* Start *

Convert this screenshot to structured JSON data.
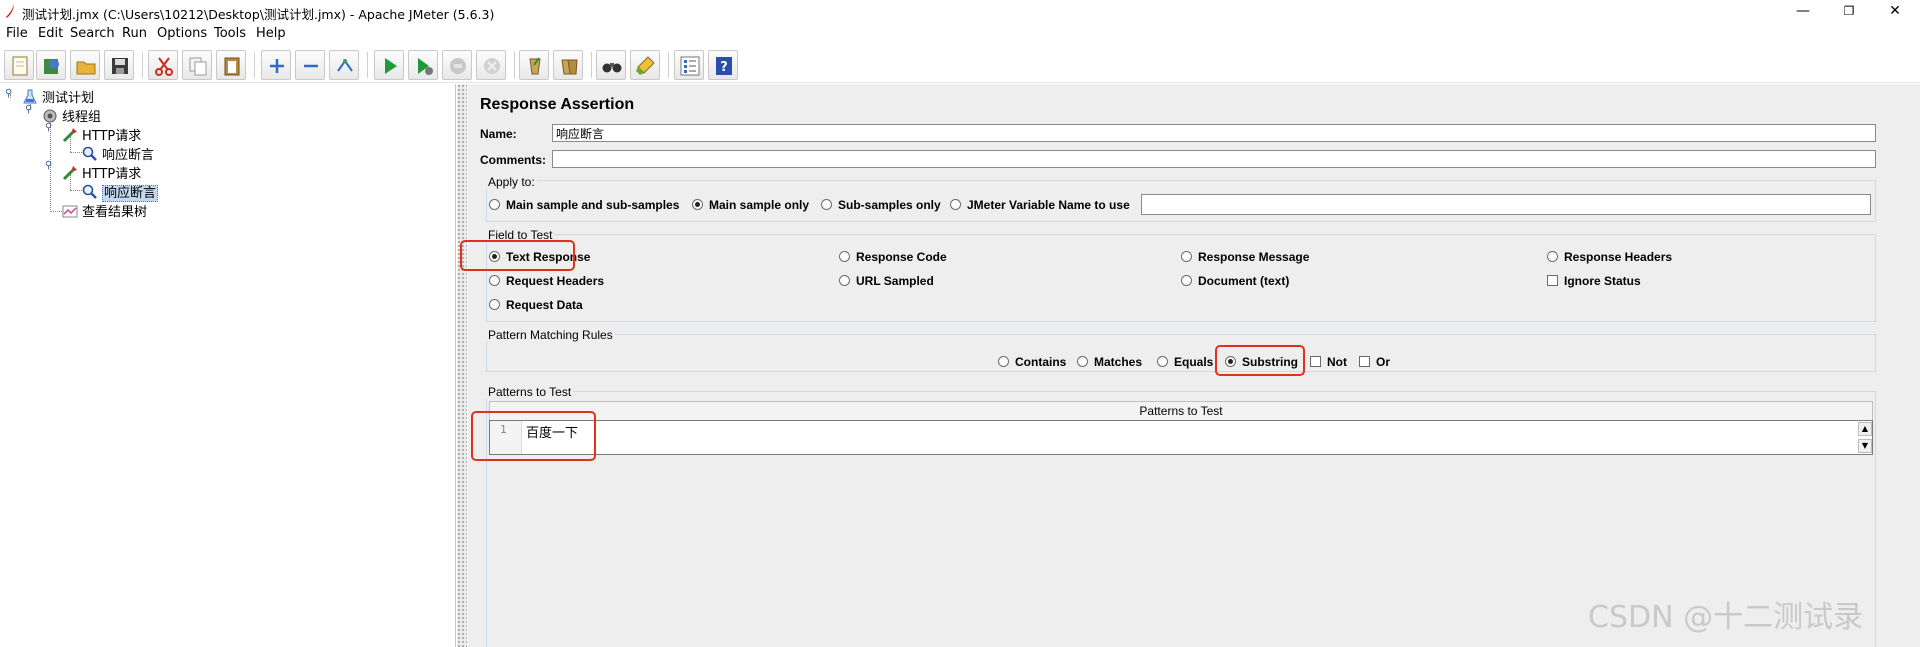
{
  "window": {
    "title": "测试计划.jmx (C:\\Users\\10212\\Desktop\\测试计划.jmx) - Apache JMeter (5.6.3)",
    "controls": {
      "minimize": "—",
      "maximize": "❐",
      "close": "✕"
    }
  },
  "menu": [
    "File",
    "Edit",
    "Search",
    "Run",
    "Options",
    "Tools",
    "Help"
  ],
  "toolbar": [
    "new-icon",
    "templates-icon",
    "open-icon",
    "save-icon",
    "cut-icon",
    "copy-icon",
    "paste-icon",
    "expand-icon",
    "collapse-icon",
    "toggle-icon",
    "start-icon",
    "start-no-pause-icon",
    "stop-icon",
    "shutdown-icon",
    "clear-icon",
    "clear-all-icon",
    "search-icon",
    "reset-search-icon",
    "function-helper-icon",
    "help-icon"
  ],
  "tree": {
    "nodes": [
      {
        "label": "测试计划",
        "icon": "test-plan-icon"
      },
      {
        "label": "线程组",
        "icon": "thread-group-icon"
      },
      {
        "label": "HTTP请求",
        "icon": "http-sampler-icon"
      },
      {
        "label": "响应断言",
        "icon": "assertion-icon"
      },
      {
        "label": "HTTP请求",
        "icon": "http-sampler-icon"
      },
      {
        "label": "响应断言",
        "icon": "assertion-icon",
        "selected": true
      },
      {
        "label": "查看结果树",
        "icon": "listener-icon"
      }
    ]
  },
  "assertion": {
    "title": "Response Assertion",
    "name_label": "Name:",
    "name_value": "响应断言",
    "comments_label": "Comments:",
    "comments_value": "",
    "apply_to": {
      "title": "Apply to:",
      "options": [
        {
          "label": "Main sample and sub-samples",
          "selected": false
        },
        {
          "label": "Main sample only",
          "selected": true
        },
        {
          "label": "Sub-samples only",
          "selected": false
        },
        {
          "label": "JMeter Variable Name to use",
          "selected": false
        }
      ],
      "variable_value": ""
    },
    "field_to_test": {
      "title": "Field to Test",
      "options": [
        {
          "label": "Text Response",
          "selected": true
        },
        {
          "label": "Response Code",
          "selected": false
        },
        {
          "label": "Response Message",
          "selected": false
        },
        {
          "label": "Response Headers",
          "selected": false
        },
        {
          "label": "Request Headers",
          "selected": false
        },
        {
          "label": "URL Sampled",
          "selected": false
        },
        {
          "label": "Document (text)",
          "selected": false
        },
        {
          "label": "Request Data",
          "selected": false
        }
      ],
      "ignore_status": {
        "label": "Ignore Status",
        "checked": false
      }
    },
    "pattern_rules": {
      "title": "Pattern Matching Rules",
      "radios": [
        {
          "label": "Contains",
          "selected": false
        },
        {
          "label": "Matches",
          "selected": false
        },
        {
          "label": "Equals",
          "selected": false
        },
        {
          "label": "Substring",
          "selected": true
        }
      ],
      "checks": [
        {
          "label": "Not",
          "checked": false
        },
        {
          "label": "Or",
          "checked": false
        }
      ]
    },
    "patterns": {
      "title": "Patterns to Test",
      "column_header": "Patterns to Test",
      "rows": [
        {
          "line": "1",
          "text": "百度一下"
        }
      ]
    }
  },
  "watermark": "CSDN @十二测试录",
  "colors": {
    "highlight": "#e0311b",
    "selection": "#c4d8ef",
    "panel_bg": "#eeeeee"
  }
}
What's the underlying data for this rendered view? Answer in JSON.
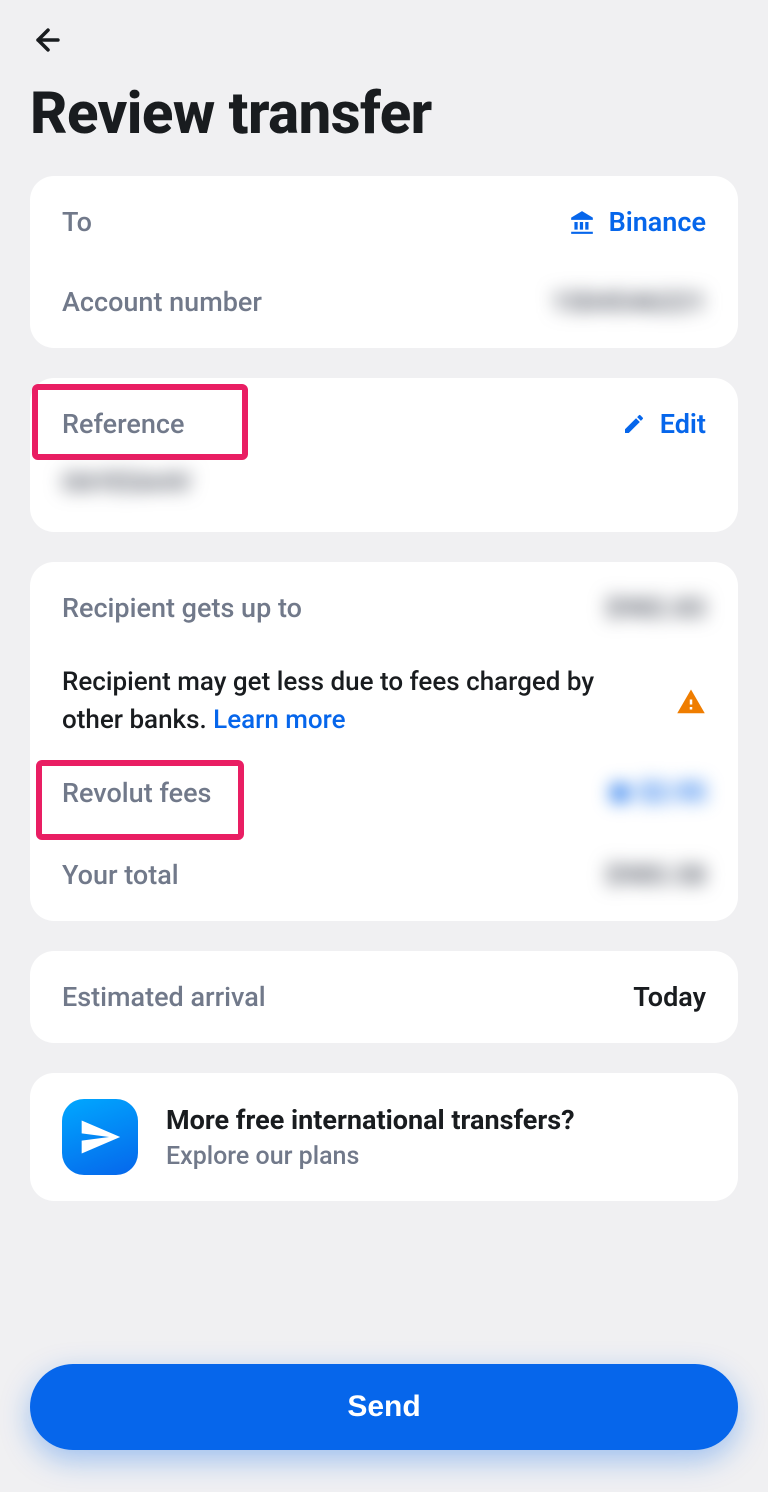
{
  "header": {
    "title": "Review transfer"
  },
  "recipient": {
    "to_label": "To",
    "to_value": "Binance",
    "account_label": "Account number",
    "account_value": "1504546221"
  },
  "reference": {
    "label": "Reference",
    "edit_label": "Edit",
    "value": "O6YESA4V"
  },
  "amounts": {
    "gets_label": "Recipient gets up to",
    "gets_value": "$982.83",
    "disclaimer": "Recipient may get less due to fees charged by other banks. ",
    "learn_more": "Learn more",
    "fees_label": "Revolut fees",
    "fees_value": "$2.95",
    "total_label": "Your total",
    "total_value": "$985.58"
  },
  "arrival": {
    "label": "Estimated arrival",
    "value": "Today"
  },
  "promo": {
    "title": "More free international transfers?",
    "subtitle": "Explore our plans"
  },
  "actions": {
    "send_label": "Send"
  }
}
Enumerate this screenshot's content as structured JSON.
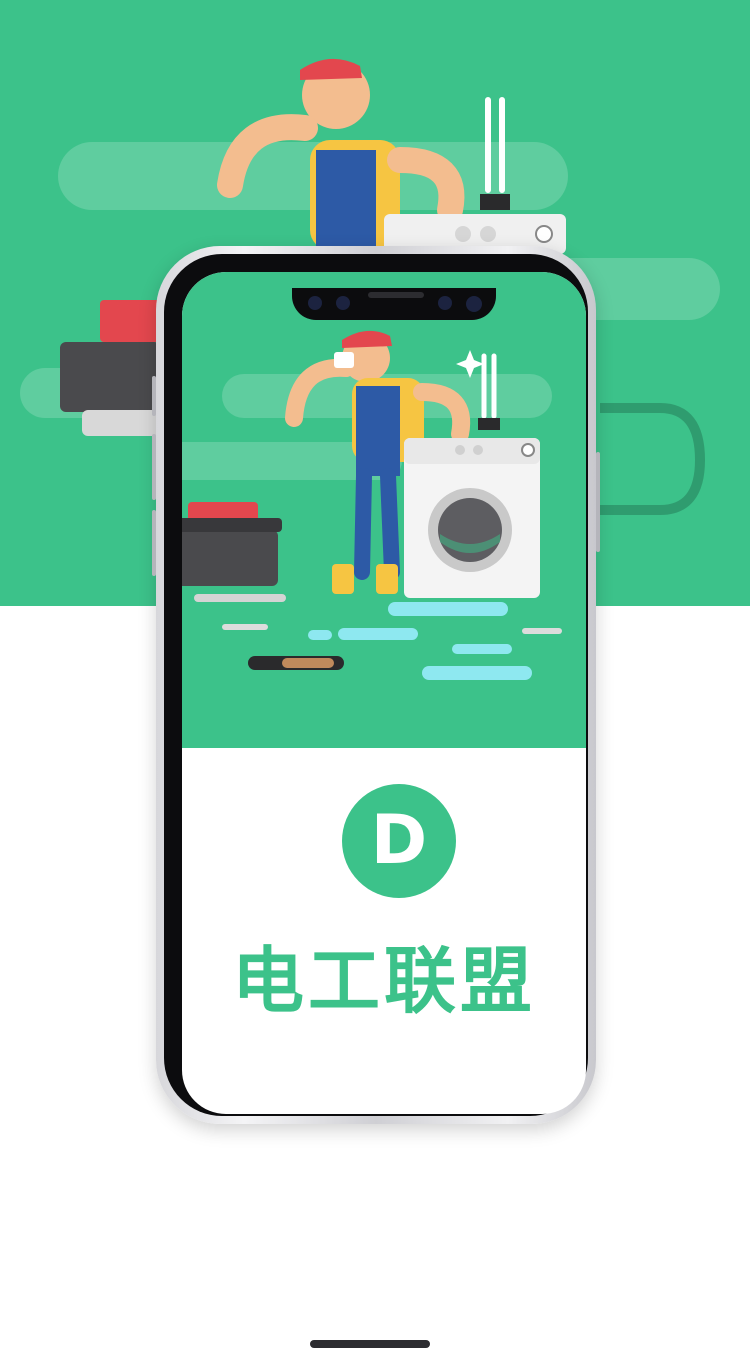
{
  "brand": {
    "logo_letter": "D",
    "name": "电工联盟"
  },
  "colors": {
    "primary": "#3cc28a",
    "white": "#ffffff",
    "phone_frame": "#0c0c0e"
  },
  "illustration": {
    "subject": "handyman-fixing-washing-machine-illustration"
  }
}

* End *

Directions: Pick out all lines containing the string "JSON".

Result:
Convert this screenshot to structured JSON data.
What's the underlying data for this rendered view? Answer in JSON.
Enumerate this screenshot's content as structured JSON.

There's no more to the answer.